**Task prompt**
Your task is to repeat the entries word for word while leaving out the pictures.

Extracted data entries
------------

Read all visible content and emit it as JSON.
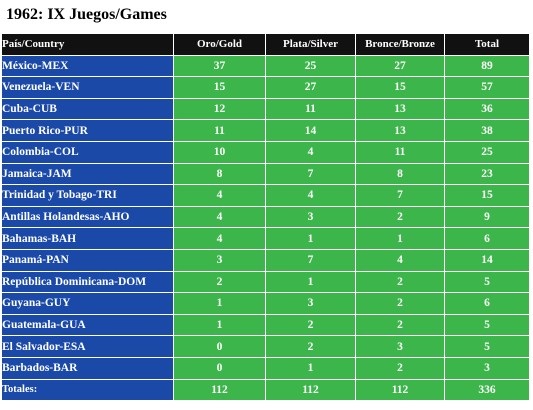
{
  "title": "1962: IX Juegos/Games",
  "header": {
    "country": "País/Country",
    "gold": "Oro/Gold",
    "silver": "Plata/Silver",
    "bronze": "Bronce/Bronze",
    "total": "Total"
  },
  "rows": [
    {
      "country": "México-MEX",
      "gold": "37",
      "silver": "25",
      "bronze": "27",
      "total": "89"
    },
    {
      "country": "Venezuela-VEN",
      "gold": "15",
      "silver": "27",
      "bronze": "15",
      "total": "57"
    },
    {
      "country": "Cuba-CUB",
      "gold": "12",
      "silver": "11",
      "bronze": "13",
      "total": "36"
    },
    {
      "country": "Puerto Rico-PUR",
      "gold": "11",
      "silver": "14",
      "bronze": "13",
      "total": "38"
    },
    {
      "country": "Colombia-COL",
      "gold": "10",
      "silver": "4",
      "bronze": "11",
      "total": "25"
    },
    {
      "country": "Jamaica-JAM",
      "gold": "8",
      "silver": "7",
      "bronze": "8",
      "total": "23"
    },
    {
      "country": "Trinidad y Tobago-TRI",
      "gold": "4",
      "silver": "4",
      "bronze": "7",
      "total": "15"
    },
    {
      "country": "Antillas Holandesas-AHO",
      "gold": "4",
      "silver": "3",
      "bronze": "2",
      "total": "9"
    },
    {
      "country": "Bahamas-BAH",
      "gold": "4",
      "silver": "1",
      "bronze": "1",
      "total": "6"
    },
    {
      "country": "Panamá-PAN",
      "gold": "3",
      "silver": "7",
      "bronze": "4",
      "total": "14"
    },
    {
      "country": "República Dominicana-DOM",
      "gold": "2",
      "silver": "1",
      "bronze": "2",
      "total": "5"
    },
    {
      "country": "Guyana-GUY",
      "gold": "1",
      "silver": "3",
      "bronze": "2",
      "total": "6"
    },
    {
      "country": "Guatemala-GUA",
      "gold": "1",
      "silver": "2",
      "bronze": "2",
      "total": "5"
    },
    {
      "country": "El Salvador-ESA",
      "gold": "0",
      "silver": "2",
      "bronze": "3",
      "total": "5"
    },
    {
      "country": "Barbados-BAR",
      "gold": "0",
      "silver": "1",
      "bronze": "2",
      "total": "3"
    }
  ],
  "totals": {
    "label": "Totales:",
    "gold": "112",
    "silver": "112",
    "bronze": "112",
    "total": "336"
  },
  "colors": {
    "header": "#111111",
    "country_cell": "#1a49a8",
    "value_cell": "#3cb54a",
    "text": "#ffffff"
  }
}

------------

**Response for this exercise**
Read all visible content and emit it as JSON.
{
  "title": "1962: IX Juegos/Games",
  "header": {
    "country": "País/Country",
    "gold": "Oro/Gold",
    "silver": "Plata/Silver",
    "bronze": "Bronce/Bronze",
    "total": "Total"
  },
  "rows": [
    {
      "country": "México-MEX",
      "gold": "37",
      "silver": "25",
      "bronze": "27",
      "total": "89"
    },
    {
      "country": "Venezuela-VEN",
      "gold": "15",
      "silver": "27",
      "bronze": "15",
      "total": "57"
    },
    {
      "country": "Cuba-CUB",
      "gold": "12",
      "silver": "11",
      "bronze": "13",
      "total": "36"
    },
    {
      "country": "Puerto Rico-PUR",
      "gold": "11",
      "silver": "14",
      "bronze": "13",
      "total": "38"
    },
    {
      "country": "Colombia-COL",
      "gold": "10",
      "silver": "4",
      "bronze": "11",
      "total": "25"
    },
    {
      "country": "Jamaica-JAM",
      "gold": "8",
      "silver": "7",
      "bronze": "8",
      "total": "23"
    },
    {
      "country": "Trinidad y Tobago-TRI",
      "gold": "4",
      "silver": "4",
      "bronze": "7",
      "total": "15"
    },
    {
      "country": "Antillas Holandesas-AHO",
      "gold": "4",
      "silver": "3",
      "bronze": "2",
      "total": "9"
    },
    {
      "country": "Bahamas-BAH",
      "gold": "4",
      "silver": "1",
      "bronze": "1",
      "total": "6"
    },
    {
      "country": "Panamá-PAN",
      "gold": "3",
      "silver": "7",
      "bronze": "4",
      "total": "14"
    },
    {
      "country": "República Dominicana-DOM",
      "gold": "2",
      "silver": "1",
      "bronze": "2",
      "total": "5"
    },
    {
      "country": "Guyana-GUY",
      "gold": "1",
      "silver": "3",
      "bronze": "2",
      "total": "6"
    },
    {
      "country": "Guatemala-GUA",
      "gold": "1",
      "silver": "2",
      "bronze": "2",
      "total": "5"
    },
    {
      "country": "El Salvador-ESA",
      "gold": "0",
      "silver": "2",
      "bronze": "3",
      "total": "5"
    },
    {
      "country": "Barbados-BAR",
      "gold": "0",
      "silver": "1",
      "bronze": "2",
      "total": "3"
    }
  ],
  "totals": {
    "label": "Totales:",
    "gold": "112",
    "silver": "112",
    "bronze": "112",
    "total": "336"
  },
  "colors": {
    "header": "#111111",
    "country_cell": "#1a49a8",
    "value_cell": "#3cb54a",
    "text": "#ffffff"
  }
}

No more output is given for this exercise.